Your task is to output the entries below word for word.
— Start —
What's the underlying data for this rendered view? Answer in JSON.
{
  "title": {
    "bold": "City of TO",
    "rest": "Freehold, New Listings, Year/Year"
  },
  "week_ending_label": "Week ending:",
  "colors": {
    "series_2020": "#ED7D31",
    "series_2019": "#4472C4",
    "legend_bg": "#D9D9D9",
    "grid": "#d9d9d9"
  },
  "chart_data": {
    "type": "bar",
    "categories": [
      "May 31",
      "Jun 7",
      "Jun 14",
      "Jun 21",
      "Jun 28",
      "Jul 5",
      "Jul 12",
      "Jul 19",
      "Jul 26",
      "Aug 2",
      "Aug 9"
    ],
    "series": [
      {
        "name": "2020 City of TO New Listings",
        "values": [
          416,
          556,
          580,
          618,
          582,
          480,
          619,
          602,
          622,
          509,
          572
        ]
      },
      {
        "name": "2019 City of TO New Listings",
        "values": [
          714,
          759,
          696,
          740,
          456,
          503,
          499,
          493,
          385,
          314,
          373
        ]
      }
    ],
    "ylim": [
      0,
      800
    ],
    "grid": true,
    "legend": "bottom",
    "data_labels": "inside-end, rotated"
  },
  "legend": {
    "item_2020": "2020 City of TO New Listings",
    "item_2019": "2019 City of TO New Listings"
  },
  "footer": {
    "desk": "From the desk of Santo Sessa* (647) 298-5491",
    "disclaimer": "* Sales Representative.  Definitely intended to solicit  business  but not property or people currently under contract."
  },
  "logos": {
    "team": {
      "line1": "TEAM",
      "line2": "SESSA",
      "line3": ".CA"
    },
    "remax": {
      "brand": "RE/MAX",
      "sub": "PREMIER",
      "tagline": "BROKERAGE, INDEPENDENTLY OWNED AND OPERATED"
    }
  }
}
— End —
• _Task result_:
What's the underlying data for this rendered view? Answer in JSON.
{
  "title": {
    "bold": "City of TO",
    "rest": "Freehold, New Listings, Year/Year"
  },
  "week_ending_label": "Week ending:",
  "colors": {
    "series_2020": "#ED7D31",
    "series_2019": "#4472C4",
    "legend_bg": "#D9D9D9",
    "grid": "#d9d9d9"
  },
  "chart_data": {
    "type": "bar",
    "categories": [
      "May 31",
      "Jun 7",
      "Jun 14",
      "Jun 21",
      "Jun 28",
      "Jul 5",
      "Jul 12",
      "Jul 19",
      "Jul 26",
      "Aug 2",
      "Aug 9"
    ],
    "series": [
      {
        "name": "2020 City of TO New Listings",
        "values": [
          416,
          556,
          580,
          618,
          582,
          480,
          619,
          602,
          622,
          509,
          572
        ]
      },
      {
        "name": "2019 City of TO New Listings",
        "values": [
          714,
          759,
          696,
          740,
          456,
          503,
          499,
          493,
          385,
          314,
          373
        ]
      }
    ],
    "ylim": [
      0,
      800
    ],
    "grid": true,
    "legend": "bottom",
    "data_labels": "inside-end, rotated"
  },
  "legend": {
    "item_2020": "2020 City of TO New Listings",
    "item_2019": "2019 City of TO New Listings"
  },
  "footer": {
    "desk": "From the desk of Santo Sessa* (647) 298-5491",
    "disclaimer": "* Sales Representative.  Definitely intended to solicit  business  but not property or people currently under contract."
  },
  "logos": {
    "team": {
      "line1": "TEAM",
      "line2": "SESSA",
      "line3": ".CA"
    },
    "remax": {
      "brand": "RE/MAX",
      "sub": "PREMIER",
      "tagline": "BROKERAGE, INDEPENDENTLY OWNED AND OPERATED"
    }
  }
}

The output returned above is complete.